Counting only lines that hold "Liter", give the total and nothing more.

__________

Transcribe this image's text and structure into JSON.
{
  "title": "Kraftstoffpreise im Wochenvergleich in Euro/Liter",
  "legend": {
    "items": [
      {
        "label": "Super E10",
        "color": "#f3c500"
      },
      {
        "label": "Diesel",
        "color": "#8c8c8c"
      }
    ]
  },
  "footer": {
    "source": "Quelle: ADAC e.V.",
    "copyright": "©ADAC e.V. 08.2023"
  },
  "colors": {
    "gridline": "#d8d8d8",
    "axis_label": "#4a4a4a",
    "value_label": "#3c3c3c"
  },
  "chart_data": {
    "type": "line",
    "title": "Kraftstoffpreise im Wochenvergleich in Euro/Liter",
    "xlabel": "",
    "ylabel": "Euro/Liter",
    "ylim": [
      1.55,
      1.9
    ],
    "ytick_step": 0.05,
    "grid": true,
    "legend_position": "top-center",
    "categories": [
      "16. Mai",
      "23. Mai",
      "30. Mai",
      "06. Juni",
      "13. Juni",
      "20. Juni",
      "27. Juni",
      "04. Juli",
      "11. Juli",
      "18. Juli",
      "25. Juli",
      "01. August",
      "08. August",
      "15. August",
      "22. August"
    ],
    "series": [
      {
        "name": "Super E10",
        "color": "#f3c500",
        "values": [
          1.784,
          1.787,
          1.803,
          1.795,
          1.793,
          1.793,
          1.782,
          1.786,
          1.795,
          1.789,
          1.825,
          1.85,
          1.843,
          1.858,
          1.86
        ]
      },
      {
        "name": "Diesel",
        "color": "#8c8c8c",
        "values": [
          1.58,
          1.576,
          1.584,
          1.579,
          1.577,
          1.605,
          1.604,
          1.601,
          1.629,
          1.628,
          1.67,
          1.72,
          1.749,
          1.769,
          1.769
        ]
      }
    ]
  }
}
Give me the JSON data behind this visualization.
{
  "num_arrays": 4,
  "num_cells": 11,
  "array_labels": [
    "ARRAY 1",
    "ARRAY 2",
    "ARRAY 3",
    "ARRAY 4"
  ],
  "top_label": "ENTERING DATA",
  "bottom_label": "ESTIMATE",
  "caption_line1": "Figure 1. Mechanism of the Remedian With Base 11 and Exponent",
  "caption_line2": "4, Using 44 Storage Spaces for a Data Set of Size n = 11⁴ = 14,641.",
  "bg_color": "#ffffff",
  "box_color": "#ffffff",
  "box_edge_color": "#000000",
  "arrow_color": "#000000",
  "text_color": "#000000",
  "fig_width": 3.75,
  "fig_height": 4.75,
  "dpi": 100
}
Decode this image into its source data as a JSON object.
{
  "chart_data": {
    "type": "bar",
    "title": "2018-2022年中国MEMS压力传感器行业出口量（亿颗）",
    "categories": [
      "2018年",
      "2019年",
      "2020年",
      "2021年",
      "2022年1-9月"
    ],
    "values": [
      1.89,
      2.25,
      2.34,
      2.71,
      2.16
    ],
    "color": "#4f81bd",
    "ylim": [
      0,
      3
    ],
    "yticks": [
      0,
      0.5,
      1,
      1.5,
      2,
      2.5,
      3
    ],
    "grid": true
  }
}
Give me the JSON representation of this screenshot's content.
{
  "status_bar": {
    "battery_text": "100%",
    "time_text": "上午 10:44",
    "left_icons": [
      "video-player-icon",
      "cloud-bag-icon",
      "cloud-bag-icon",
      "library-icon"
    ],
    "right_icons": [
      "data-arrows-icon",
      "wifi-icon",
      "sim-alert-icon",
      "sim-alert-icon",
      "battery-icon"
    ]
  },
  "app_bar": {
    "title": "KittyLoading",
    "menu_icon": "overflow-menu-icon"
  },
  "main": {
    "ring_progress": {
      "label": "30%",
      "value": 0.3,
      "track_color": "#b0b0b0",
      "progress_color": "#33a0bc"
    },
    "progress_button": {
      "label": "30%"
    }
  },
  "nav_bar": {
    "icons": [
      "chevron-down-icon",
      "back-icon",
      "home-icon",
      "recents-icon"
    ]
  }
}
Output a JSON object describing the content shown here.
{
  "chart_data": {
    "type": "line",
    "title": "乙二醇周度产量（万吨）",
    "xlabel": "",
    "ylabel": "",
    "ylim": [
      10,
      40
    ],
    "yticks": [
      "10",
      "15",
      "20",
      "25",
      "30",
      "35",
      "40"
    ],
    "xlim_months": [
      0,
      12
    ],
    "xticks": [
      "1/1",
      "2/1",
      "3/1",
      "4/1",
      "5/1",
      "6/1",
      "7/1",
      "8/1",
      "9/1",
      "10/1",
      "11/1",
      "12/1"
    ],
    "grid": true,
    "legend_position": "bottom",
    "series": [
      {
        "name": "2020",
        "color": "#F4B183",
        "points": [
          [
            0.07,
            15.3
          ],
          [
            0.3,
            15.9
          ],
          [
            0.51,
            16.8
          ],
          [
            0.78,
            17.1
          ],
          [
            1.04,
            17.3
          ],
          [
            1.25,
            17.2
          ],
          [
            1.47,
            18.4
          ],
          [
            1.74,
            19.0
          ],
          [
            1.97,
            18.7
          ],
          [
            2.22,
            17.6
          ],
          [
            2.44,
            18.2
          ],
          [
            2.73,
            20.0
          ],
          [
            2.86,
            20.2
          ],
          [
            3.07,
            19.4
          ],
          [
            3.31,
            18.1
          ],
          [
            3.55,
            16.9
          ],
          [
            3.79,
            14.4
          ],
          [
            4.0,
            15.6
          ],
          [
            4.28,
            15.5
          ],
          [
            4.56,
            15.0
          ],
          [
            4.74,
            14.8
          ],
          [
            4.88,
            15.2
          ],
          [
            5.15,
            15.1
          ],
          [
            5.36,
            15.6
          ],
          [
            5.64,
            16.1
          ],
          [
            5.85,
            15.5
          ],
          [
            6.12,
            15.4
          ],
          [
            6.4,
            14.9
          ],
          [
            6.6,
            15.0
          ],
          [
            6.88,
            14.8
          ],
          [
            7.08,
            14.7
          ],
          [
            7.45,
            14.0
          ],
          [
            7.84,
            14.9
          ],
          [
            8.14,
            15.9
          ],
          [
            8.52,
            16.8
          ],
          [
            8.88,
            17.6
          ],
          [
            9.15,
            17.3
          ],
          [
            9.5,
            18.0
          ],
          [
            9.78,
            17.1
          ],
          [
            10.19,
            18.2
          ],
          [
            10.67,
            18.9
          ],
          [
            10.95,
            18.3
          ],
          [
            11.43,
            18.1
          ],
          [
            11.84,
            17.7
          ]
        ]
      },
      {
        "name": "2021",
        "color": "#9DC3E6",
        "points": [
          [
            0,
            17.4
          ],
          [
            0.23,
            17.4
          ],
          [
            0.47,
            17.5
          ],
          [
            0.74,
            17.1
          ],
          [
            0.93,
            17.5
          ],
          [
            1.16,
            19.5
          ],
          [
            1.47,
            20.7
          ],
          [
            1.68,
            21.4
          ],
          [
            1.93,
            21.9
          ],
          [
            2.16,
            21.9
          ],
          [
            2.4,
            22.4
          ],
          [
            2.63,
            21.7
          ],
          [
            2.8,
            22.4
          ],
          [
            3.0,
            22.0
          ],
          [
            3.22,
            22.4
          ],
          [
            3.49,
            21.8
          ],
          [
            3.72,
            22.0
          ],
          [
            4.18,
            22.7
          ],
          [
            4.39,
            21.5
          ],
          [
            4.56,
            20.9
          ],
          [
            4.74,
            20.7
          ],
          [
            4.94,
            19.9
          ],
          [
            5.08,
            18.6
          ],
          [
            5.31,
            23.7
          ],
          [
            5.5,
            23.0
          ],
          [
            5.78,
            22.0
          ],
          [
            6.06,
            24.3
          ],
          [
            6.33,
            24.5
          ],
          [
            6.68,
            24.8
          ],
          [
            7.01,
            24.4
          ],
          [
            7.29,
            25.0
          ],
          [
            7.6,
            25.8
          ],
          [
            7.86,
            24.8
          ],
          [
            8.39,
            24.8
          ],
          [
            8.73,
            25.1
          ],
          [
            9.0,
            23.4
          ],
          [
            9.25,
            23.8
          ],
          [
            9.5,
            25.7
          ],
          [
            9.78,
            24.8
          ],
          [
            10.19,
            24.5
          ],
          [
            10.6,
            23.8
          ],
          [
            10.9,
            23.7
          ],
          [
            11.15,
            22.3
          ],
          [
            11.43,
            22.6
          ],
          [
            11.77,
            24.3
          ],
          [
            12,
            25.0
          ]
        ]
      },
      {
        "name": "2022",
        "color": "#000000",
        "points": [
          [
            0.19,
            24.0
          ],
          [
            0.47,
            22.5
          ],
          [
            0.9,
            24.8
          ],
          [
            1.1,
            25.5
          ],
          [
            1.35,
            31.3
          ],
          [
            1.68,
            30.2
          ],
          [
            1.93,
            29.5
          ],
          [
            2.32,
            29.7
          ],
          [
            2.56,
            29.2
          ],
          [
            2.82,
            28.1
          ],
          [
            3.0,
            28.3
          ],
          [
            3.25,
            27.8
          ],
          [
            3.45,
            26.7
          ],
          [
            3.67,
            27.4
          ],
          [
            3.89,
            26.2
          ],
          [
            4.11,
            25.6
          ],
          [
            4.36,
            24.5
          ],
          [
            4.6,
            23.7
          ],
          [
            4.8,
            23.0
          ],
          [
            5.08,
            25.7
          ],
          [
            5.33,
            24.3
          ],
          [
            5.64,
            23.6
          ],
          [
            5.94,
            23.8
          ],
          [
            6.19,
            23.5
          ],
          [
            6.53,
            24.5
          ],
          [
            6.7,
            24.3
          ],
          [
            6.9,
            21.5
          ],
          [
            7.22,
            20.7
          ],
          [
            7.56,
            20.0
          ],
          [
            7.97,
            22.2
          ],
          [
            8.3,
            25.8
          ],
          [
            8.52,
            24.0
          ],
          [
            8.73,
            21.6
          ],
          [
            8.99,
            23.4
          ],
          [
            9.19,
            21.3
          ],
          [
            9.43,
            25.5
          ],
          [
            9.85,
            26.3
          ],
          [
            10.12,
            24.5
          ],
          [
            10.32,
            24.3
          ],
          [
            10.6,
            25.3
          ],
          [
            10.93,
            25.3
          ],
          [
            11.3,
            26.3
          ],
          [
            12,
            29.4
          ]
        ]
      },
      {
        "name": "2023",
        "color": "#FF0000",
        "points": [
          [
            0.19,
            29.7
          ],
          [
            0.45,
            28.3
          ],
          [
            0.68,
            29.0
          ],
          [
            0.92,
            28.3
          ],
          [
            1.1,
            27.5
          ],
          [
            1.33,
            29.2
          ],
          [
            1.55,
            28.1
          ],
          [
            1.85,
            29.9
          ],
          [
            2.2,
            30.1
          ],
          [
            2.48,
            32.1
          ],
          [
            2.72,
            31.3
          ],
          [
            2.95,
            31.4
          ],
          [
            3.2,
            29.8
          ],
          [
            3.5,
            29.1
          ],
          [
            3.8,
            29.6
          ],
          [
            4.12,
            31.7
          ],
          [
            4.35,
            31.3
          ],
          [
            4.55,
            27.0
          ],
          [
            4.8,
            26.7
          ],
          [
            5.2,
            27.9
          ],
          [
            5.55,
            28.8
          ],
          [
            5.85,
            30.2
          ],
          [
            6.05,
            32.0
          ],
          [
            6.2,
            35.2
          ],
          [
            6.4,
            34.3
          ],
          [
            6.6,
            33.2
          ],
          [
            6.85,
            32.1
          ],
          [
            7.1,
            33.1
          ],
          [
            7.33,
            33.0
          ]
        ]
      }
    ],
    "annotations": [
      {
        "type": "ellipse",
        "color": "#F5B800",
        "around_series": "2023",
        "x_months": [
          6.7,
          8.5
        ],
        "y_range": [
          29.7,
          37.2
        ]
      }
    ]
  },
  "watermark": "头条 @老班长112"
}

__________

Solution to this exercise:
3